*WHAT TO PRODUCE:* From the listing below, pull out the lines that hold "this".

*INFORMATION SUPPLIED:*

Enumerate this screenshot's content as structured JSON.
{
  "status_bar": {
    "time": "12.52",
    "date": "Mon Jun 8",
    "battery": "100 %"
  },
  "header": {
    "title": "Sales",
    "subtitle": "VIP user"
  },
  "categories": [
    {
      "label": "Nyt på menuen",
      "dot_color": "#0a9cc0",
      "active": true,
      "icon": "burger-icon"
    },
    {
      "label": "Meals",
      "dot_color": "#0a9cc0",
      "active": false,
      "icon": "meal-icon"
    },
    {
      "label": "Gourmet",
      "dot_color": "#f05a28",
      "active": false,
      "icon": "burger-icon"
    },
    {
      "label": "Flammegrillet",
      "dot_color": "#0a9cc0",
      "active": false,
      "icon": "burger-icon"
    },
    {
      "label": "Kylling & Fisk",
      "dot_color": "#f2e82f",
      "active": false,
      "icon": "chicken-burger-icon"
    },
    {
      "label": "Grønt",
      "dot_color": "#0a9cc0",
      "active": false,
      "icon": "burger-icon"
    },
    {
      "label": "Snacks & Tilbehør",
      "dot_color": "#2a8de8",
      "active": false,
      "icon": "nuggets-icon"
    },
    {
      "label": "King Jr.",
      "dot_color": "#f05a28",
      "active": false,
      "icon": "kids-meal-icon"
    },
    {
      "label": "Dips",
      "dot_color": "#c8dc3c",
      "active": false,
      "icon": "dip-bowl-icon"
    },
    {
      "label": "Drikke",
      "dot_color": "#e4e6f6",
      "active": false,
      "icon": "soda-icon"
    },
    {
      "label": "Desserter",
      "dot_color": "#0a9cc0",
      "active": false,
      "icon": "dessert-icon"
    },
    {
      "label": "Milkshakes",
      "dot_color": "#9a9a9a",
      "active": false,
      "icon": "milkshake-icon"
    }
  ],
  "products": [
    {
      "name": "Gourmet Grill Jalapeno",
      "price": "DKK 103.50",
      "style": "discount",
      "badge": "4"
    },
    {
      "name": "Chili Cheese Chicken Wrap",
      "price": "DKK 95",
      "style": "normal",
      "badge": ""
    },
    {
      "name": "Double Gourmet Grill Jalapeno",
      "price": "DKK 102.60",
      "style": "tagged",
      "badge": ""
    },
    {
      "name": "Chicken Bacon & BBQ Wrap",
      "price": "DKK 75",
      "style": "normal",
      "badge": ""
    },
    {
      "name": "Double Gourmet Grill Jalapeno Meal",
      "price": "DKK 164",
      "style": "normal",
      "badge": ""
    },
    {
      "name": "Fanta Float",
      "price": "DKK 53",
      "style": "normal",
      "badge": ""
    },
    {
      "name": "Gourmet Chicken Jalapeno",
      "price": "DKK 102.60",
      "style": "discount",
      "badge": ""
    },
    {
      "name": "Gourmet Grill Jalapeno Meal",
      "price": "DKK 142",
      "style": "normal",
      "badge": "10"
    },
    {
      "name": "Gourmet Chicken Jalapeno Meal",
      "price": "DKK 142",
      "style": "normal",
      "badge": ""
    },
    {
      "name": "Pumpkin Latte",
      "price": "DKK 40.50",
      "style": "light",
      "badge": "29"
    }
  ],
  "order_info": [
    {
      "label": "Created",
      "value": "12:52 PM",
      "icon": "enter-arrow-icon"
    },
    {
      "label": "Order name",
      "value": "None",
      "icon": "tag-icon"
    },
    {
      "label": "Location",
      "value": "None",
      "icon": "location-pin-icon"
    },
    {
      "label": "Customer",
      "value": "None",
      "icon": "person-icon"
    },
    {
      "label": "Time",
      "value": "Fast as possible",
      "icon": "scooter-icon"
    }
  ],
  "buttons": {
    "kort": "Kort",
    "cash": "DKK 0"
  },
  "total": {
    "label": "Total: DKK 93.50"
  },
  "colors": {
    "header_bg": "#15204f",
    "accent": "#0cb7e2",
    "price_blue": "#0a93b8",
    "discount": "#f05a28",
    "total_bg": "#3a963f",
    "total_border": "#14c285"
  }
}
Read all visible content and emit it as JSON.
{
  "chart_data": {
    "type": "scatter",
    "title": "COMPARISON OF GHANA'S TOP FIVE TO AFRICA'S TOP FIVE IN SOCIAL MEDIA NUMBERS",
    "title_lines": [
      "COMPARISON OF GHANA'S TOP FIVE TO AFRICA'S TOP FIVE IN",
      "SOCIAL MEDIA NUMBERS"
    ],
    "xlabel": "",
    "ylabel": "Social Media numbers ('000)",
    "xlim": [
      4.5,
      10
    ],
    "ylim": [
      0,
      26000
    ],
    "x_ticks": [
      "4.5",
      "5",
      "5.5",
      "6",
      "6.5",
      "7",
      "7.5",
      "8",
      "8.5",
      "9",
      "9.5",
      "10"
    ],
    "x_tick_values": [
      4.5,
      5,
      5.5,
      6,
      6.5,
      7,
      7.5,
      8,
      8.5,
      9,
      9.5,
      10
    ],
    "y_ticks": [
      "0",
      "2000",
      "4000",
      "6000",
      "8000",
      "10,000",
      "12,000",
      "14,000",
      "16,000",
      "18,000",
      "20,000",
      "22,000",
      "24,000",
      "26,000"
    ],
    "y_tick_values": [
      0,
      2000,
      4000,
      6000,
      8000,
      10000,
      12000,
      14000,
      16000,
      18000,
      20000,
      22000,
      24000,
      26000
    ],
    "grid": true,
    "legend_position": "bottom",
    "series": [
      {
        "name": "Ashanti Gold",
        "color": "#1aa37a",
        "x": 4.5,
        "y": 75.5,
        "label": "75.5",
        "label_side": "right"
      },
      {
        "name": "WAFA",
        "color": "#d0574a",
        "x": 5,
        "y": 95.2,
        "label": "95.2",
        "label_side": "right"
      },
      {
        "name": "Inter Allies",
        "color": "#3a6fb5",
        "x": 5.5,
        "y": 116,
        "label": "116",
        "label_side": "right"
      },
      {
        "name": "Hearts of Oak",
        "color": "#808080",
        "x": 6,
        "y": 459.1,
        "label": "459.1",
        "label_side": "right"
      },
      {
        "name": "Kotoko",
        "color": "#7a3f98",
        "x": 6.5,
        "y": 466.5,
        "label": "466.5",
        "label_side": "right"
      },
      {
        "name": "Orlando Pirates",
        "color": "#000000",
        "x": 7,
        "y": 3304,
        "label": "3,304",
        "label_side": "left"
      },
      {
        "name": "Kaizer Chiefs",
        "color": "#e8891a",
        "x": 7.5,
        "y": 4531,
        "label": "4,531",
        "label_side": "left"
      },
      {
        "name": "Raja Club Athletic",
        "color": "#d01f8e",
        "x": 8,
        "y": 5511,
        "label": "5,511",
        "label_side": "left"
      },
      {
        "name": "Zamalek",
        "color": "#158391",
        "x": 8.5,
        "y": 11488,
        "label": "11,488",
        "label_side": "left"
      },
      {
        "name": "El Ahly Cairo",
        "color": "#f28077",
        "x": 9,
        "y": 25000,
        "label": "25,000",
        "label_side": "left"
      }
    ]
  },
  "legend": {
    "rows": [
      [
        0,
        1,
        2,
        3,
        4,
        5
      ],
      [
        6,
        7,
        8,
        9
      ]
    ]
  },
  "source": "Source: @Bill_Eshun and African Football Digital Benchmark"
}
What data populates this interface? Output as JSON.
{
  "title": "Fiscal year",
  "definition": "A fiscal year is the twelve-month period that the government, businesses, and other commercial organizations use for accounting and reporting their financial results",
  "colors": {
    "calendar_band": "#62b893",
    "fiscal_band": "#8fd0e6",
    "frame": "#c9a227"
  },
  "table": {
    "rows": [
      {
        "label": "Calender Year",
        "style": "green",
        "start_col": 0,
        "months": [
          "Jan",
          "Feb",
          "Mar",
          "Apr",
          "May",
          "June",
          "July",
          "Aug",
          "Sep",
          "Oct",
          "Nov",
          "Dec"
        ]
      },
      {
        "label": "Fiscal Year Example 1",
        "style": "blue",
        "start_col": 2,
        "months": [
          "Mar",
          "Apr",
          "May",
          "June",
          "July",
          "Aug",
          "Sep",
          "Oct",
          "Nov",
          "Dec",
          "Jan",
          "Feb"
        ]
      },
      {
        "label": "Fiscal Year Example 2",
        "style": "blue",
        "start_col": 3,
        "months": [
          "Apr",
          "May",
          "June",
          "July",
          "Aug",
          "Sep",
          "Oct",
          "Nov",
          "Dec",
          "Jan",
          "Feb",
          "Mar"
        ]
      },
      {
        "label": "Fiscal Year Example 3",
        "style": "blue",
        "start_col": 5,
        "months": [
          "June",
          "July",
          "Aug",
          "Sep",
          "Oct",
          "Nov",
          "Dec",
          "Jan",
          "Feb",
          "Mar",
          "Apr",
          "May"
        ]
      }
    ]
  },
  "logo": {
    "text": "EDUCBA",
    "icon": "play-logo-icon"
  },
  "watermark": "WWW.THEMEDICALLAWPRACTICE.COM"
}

*WRITTEN ANSWER:*
Enumerate this screenshot's content as structured JSON.
What data populates this interface? Output as JSON.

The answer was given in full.